====== ENTRIES SUPPLIED

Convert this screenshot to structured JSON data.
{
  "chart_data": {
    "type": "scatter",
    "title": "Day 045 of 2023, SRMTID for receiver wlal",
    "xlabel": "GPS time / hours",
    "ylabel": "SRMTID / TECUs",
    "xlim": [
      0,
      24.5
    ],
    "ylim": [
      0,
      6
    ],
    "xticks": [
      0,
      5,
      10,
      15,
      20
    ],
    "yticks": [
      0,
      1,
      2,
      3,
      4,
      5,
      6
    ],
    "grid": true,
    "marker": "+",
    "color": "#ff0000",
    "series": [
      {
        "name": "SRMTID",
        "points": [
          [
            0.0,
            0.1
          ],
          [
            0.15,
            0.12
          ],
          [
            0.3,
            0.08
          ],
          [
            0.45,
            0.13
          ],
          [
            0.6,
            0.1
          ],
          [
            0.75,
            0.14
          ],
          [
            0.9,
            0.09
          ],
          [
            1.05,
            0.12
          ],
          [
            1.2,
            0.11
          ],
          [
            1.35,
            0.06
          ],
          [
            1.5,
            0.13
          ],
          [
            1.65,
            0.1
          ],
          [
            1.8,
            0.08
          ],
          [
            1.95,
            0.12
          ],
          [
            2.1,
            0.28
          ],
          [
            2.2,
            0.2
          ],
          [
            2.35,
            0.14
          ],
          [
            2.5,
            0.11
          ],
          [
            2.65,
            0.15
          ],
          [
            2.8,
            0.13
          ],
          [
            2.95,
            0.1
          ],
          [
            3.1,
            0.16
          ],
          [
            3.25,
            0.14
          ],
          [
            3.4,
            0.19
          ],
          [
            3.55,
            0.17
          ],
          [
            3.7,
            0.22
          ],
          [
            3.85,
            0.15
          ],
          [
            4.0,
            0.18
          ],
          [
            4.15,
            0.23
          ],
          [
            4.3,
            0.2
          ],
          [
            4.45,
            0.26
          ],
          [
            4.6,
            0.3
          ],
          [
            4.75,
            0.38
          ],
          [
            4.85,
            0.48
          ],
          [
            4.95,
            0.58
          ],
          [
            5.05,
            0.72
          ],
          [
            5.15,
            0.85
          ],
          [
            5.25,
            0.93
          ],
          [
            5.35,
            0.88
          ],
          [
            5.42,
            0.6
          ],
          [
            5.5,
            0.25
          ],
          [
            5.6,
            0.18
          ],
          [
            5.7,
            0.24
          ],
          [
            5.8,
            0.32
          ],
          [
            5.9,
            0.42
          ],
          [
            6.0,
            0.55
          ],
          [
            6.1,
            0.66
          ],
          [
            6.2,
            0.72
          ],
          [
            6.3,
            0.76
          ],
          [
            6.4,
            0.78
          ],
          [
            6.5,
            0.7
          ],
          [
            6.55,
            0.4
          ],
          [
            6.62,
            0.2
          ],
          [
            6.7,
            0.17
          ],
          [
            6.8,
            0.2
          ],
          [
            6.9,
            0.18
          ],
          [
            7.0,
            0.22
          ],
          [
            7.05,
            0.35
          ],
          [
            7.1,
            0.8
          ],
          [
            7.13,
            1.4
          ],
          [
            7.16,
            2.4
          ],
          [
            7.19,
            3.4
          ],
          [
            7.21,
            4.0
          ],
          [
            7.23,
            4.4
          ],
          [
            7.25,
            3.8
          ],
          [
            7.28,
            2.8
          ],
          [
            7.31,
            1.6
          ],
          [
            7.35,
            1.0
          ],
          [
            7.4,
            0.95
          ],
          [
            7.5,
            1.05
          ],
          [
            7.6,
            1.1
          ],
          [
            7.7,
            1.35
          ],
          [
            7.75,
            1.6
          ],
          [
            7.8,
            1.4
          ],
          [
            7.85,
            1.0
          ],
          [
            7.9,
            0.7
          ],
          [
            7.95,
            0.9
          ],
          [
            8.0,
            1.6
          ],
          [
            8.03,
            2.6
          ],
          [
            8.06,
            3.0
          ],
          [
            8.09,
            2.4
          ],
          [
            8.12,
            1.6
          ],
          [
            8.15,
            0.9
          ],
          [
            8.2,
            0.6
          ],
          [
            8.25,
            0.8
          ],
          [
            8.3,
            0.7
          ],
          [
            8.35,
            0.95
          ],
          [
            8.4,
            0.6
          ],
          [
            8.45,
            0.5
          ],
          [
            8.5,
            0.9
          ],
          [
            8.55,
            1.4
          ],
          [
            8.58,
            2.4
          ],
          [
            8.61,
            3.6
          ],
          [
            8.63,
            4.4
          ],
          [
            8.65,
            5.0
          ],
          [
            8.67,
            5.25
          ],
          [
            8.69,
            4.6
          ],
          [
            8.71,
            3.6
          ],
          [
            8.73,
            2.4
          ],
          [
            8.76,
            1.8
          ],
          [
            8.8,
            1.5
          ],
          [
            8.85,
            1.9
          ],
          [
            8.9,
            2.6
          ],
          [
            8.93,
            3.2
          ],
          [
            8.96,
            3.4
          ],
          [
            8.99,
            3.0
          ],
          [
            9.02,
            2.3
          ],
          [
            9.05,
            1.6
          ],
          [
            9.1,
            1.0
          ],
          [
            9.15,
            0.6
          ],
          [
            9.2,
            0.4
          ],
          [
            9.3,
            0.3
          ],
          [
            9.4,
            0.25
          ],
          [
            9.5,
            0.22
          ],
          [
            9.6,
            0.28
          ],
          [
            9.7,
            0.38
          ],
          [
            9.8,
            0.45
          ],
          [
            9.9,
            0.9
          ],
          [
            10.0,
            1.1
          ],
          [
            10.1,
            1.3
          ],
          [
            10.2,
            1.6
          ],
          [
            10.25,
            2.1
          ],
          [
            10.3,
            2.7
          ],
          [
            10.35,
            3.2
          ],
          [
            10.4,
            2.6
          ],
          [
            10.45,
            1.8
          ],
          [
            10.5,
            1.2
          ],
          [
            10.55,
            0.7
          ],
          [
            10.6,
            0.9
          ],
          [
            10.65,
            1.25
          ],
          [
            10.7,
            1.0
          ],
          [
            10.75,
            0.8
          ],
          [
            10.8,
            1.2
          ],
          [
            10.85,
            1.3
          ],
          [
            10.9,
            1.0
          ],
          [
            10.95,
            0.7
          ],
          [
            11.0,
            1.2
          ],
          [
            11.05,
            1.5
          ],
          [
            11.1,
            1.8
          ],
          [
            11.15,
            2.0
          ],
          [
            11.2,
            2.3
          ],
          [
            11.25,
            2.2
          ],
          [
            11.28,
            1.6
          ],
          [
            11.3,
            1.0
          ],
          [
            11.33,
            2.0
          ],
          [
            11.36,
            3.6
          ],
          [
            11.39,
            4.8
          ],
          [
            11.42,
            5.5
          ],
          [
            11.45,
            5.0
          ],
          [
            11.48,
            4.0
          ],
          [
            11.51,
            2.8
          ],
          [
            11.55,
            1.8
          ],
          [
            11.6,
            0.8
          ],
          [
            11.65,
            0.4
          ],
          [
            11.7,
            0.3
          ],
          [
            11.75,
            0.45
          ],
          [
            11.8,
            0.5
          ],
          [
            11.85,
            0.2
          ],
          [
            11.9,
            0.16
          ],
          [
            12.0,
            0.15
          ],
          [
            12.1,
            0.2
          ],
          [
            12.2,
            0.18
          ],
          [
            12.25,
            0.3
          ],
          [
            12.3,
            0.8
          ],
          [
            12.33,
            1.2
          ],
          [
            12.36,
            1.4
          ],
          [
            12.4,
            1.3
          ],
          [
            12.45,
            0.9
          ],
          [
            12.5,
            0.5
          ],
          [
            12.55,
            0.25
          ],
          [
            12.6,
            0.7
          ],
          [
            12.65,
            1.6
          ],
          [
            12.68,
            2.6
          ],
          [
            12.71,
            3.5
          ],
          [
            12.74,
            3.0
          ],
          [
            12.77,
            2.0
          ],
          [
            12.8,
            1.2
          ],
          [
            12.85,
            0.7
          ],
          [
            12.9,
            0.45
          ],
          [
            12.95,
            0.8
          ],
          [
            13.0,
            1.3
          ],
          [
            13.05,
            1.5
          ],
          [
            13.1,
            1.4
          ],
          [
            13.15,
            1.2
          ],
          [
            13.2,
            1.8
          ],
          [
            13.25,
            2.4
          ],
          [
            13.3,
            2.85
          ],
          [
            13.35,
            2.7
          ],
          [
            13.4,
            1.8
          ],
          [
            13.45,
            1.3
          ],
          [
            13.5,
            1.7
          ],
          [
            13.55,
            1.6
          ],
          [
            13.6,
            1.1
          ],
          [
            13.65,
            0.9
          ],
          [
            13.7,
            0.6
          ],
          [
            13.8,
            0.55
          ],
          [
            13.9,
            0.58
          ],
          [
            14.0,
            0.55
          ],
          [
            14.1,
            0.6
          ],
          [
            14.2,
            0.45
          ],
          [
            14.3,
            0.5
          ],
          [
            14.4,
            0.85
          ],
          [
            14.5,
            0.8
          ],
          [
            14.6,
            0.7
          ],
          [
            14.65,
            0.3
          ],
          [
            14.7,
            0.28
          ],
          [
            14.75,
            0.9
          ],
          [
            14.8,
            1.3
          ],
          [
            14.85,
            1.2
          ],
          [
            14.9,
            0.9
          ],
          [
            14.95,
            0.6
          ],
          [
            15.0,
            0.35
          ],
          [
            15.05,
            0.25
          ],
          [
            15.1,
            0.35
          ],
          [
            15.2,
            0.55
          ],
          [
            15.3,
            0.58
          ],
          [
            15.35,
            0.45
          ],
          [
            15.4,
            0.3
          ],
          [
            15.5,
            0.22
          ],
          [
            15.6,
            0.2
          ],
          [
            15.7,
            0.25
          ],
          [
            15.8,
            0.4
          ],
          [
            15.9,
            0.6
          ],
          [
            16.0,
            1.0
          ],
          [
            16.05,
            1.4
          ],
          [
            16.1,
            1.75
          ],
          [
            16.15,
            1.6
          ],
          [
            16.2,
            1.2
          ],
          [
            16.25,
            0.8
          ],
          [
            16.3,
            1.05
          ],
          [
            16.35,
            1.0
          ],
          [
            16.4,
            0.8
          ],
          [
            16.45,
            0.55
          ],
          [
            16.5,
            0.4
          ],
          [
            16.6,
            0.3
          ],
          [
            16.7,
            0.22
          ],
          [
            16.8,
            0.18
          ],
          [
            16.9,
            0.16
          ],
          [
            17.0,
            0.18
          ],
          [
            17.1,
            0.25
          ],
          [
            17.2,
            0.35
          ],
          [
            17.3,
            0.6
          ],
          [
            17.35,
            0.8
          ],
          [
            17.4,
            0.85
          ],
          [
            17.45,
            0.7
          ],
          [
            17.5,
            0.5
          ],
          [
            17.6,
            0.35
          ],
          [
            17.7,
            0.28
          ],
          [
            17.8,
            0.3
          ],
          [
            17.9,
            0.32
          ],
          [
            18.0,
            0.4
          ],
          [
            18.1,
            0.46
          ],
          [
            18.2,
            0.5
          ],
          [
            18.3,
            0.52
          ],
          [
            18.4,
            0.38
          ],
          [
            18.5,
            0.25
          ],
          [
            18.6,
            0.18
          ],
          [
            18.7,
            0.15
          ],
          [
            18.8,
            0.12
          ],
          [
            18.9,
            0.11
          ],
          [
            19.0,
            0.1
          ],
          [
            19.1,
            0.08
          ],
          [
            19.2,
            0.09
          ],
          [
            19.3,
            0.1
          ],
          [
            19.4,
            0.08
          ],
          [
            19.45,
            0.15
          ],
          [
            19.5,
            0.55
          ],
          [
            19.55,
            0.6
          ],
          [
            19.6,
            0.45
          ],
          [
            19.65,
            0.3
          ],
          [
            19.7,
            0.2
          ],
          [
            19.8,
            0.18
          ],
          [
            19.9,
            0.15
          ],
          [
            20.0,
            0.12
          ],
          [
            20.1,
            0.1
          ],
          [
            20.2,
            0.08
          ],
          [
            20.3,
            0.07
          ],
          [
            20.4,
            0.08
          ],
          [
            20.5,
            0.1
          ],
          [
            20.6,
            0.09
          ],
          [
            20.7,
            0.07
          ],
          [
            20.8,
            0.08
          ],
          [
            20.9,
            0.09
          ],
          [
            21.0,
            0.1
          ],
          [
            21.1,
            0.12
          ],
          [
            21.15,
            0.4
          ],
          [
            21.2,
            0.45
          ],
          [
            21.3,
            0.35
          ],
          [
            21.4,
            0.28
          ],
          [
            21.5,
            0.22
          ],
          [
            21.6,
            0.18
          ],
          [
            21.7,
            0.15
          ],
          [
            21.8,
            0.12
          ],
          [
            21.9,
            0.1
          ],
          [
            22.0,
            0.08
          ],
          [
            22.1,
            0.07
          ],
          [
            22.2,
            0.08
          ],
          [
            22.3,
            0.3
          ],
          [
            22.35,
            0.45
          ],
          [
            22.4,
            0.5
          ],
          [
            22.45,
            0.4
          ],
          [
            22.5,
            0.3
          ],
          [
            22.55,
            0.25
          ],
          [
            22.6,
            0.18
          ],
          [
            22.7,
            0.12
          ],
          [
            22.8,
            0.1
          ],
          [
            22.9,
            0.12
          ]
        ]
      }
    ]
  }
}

============

EXERCISE REQUIREMENTS: Of the lines above, copy each that contains "SRMTID".

EXERCISE OUTPUT:
    "title": "Day 045 of 2023, SRMTID for receiver wlal",
    "ylabel": "SRMTID / TECUs",
        "name": "SRMTID",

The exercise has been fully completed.